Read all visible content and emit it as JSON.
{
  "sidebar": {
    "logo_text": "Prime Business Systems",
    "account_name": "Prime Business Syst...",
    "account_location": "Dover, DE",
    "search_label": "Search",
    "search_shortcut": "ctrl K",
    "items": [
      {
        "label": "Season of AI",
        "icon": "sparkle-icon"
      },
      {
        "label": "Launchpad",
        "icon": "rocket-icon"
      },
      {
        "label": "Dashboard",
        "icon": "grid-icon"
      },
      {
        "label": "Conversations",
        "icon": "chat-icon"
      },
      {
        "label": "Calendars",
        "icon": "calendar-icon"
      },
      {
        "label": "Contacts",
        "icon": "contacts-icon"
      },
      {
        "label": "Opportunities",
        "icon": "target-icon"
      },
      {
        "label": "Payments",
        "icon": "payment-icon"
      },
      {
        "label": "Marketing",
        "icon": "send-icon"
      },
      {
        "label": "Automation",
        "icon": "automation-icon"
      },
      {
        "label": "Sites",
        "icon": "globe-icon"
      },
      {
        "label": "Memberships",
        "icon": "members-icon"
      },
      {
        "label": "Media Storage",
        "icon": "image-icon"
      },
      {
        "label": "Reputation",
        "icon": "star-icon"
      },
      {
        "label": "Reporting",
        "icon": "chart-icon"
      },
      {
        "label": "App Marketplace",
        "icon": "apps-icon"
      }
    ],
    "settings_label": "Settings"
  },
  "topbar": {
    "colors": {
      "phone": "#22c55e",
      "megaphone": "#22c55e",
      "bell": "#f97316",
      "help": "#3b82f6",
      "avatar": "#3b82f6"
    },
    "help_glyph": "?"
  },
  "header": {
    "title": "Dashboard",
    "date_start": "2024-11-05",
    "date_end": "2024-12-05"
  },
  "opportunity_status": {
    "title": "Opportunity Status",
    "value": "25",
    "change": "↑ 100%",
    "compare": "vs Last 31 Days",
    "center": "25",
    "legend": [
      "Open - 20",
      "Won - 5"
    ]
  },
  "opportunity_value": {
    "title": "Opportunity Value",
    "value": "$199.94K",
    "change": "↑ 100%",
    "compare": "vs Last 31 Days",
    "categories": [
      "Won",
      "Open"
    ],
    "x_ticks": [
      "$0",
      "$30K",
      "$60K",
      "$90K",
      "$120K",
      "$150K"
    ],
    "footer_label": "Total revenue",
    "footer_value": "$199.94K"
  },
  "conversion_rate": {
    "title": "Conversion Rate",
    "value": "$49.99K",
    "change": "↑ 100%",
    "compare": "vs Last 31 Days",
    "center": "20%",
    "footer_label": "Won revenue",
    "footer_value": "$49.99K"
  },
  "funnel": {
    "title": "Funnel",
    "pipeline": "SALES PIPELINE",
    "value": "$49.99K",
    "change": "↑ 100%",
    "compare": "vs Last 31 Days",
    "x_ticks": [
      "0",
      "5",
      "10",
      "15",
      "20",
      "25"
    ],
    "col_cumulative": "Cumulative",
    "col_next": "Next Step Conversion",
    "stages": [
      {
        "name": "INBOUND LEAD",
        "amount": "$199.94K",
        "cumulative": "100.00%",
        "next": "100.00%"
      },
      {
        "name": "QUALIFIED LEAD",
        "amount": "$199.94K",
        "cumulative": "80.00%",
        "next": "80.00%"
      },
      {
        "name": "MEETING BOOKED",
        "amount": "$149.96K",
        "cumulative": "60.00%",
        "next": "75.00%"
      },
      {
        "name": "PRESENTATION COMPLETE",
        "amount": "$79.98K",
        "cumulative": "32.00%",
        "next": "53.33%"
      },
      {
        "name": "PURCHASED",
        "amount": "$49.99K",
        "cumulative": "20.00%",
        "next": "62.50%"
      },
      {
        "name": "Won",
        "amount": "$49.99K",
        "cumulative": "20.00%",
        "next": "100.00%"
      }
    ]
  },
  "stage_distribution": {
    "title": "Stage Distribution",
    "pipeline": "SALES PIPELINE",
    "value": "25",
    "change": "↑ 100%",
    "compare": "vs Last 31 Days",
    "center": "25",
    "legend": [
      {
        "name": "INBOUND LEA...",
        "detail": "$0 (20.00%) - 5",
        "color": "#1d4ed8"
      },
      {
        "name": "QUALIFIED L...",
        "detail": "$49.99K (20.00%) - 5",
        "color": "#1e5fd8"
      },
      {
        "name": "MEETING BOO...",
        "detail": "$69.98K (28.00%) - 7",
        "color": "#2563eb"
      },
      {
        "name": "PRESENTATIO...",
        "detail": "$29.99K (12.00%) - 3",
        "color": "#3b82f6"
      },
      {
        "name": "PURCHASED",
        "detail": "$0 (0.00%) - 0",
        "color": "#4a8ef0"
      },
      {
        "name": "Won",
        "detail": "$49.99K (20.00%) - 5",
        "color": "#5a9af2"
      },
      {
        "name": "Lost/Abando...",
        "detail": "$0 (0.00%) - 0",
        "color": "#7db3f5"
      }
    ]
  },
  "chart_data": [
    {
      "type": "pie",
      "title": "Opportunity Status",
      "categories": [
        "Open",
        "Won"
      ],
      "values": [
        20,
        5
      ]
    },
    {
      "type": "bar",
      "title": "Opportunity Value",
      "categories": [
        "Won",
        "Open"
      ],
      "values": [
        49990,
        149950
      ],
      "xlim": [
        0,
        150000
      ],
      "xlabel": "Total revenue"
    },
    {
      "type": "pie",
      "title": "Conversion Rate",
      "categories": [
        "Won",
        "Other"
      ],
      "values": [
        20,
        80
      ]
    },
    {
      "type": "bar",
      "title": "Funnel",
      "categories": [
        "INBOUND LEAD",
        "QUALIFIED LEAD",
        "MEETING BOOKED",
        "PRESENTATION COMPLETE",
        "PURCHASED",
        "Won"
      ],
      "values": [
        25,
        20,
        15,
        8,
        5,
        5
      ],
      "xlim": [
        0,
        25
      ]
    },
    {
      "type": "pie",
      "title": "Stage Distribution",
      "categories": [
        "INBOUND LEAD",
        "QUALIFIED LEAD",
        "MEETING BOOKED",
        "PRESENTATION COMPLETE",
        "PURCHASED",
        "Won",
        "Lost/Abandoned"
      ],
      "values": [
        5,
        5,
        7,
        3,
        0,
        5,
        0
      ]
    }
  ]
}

▬▬▬▬▬▬▬▬▬▬

**Work to be completed**.
Copy out the data shown above without altering anything.

**Response for this exercise**.
Read all visible content and emit it as JSON.
{
  "sidebar": {
    "logo_text": "Prime Business Systems",
    "account_name": "Prime Business Syst...",
    "account_location": "Dover, DE",
    "search_label": "Search",
    "search_shortcut": "ctrl K",
    "items": [
      {
        "label": "Season of AI",
        "icon": "sparkle-icon"
      },
      {
        "label": "Launchpad",
        "icon": "rocket-icon"
      },
      {
        "label": "Dashboard",
        "icon": "grid-icon"
      },
      {
        "label": "Conversations",
        "icon": "chat-icon"
      },
      {
        "label": "Calendars",
        "icon": "calendar-icon"
      },
      {
        "label": "Contacts",
        "icon": "contacts-icon"
      },
      {
        "label": "Opportunities",
        "icon": "target-icon"
      },
      {
        "label": "Payments",
        "icon": "payment-icon"
      },
      {
        "label": "Marketing",
        "icon": "send-icon"
      },
      {
        "label": "Automation",
        "icon": "automation-icon"
      },
      {
        "label": "Sites",
        "icon": "globe-icon"
      },
      {
        "label": "Memberships",
        "icon": "members-icon"
      },
      {
        "label": "Media Storage",
        "icon": "image-icon"
      },
      {
        "label": "Reputation",
        "icon": "star-icon"
      },
      {
        "label": "Reporting",
        "icon": "chart-icon"
      },
      {
        "label": "App Marketplace",
        "icon": "apps-icon"
      }
    ],
    "settings_label": "Settings"
  },
  "topbar": {
    "colors": {
      "phone": "#22c55e",
      "megaphone": "#22c55e",
      "bell": "#f97316",
      "help": "#3b82f6",
      "avatar": "#3b82f6"
    },
    "help_glyph": "?"
  },
  "header": {
    "title": "Dashboard",
    "date_start": "2024-11-05",
    "date_end": "2024-12-05"
  },
  "opportunity_status": {
    "title": "Opportunity Status",
    "value": "25",
    "change": "↑ 100%",
    "compare": "vs Last 31 Days",
    "center": "25",
    "legend": [
      "Open - 20",
      "Won - 5"
    ]
  },
  "opportunity_value": {
    "title": "Opportunity Value",
    "value": "$199.94K",
    "change": "↑ 100%",
    "compare": "vs Last 31 Days",
    "categories": [
      "Won",
      "Open"
    ],
    "x_ticks": [
      "$0",
      "$30K",
      "$60K",
      "$90K",
      "$120K",
      "$150K"
    ],
    "footer_label": "Total revenue",
    "footer_value": "$199.94K"
  },
  "conversion_rate": {
    "title": "Conversion Rate",
    "value": "$49.99K",
    "change": "↑ 100%",
    "compare": "vs Last 31 Days",
    "center": "20%",
    "footer_label": "Won revenue",
    "footer_value": "$49.99K"
  },
  "funnel": {
    "title": "Funnel",
    "pipeline": "SALES PIPELINE",
    "value": "$49.99K",
    "change": "↑ 100%",
    "compare": "vs Last 31 Days",
    "x_ticks": [
      "0",
      "5",
      "10",
      "15",
      "20",
      "25"
    ],
    "col_cumulative": "Cumulative",
    "col_next": "Next Step Conversion",
    "stages": [
      {
        "name": "INBOUND LEAD",
        "amount": "$199.94K",
        "cumulative": "100.00%",
        "next": "100.00%"
      },
      {
        "name": "QUALIFIED LEAD",
        "amount": "$199.94K",
        "cumulative": "80.00%",
        "next": "80.00%"
      },
      {
        "name": "MEETING BOOKED",
        "amount": "$149.96K",
        "cumulative": "60.00%",
        "next": "75.00%"
      },
      {
        "name": "PRESENTATION COMPLETE",
        "amount": "$79.98K",
        "cumulative": "32.00%",
        "next": "53.33%"
      },
      {
        "name": "PURCHASED",
        "amount": "$49.99K",
        "cumulative": "20.00%",
        "next": "62.50%"
      },
      {
        "name": "Won",
        "amount": "$49.99K",
        "cumulative": "20.00%",
        "next": "100.00%"
      }
    ]
  },
  "stage_distribution": {
    "title": "Stage Distribution",
    "pipeline": "SALES PIPELINE",
    "value": "25",
    "change": "↑ 100%",
    "compare": "vs Last 31 Days",
    "center": "25",
    "legend": [
      {
        "name": "INBOUND LEA...",
        "detail": "$0 (20.00%) - 5",
        "color": "#1d4ed8"
      },
      {
        "name": "QUALIFIED L...",
        "detail": "$49.99K (20.00%) - 5",
        "color": "#1e5fd8"
      },
      {
        "name": "MEETING BOO...",
        "detail": "$69.98K (28.00%) - 7",
        "color": "#2563eb"
      },
      {
        "name": "PRESENTATIO...",
        "detail": "$29.99K (12.00%) - 3",
        "color": "#3b82f6"
      },
      {
        "name": "PURCHASED",
        "detail": "$0 (0.00%) - 0",
        "color": "#4a8ef0"
      },
      {
        "name": "Won",
        "detail": "$49.99K (20.00%) - 5",
        "color": "#5a9af2"
      },
      {
        "name": "Lost/Abando...",
        "detail": "$0 (0.00%) - 0",
        "color": "#7db3f5"
      }
    ]
  },
  "chart_data": [
    {
      "type": "pie",
      "title": "Opportunity Status",
      "categories": [
        "Open",
        "Won"
      ],
      "values": [
        20,
        5
      ]
    },
    {
      "type": "bar",
      "title": "Opportunity Value",
      "categories": [
        "Won",
        "Open"
      ],
      "values": [
        49990,
        149950
      ],
      "xlim": [
        0,
        150000
      ],
      "xlabel": "Total revenue"
    },
    {
      "type": "pie",
      "title": "Conversion Rate",
      "categories": [
        "Won",
        "Other"
      ],
      "values": [
        20,
        80
      ]
    },
    {
      "type": "bar",
      "title": "Funnel",
      "categories": [
        "INBOUND LEAD",
        "QUALIFIED LEAD",
        "MEETING BOOKED",
        "PRESENTATION COMPLETE",
        "PURCHASED",
        "Won"
      ],
      "values": [
        25,
        20,
        15,
        8,
        5,
        5
      ],
      "xlim": [
        0,
        25
      ]
    },
    {
      "type": "pie",
      "title": "Stage Distribution",
      "categories": [
        "INBOUND LEAD",
        "QUALIFIED LEAD",
        "MEETING BOOKED",
        "PRESENTATION COMPLETE",
        "PURCHASED",
        "Won",
        "Lost/Abandoned"
      ],
      "values": [
        5,
        5,
        7,
        3,
        0,
        5,
        0
      ]
    }
  ]
}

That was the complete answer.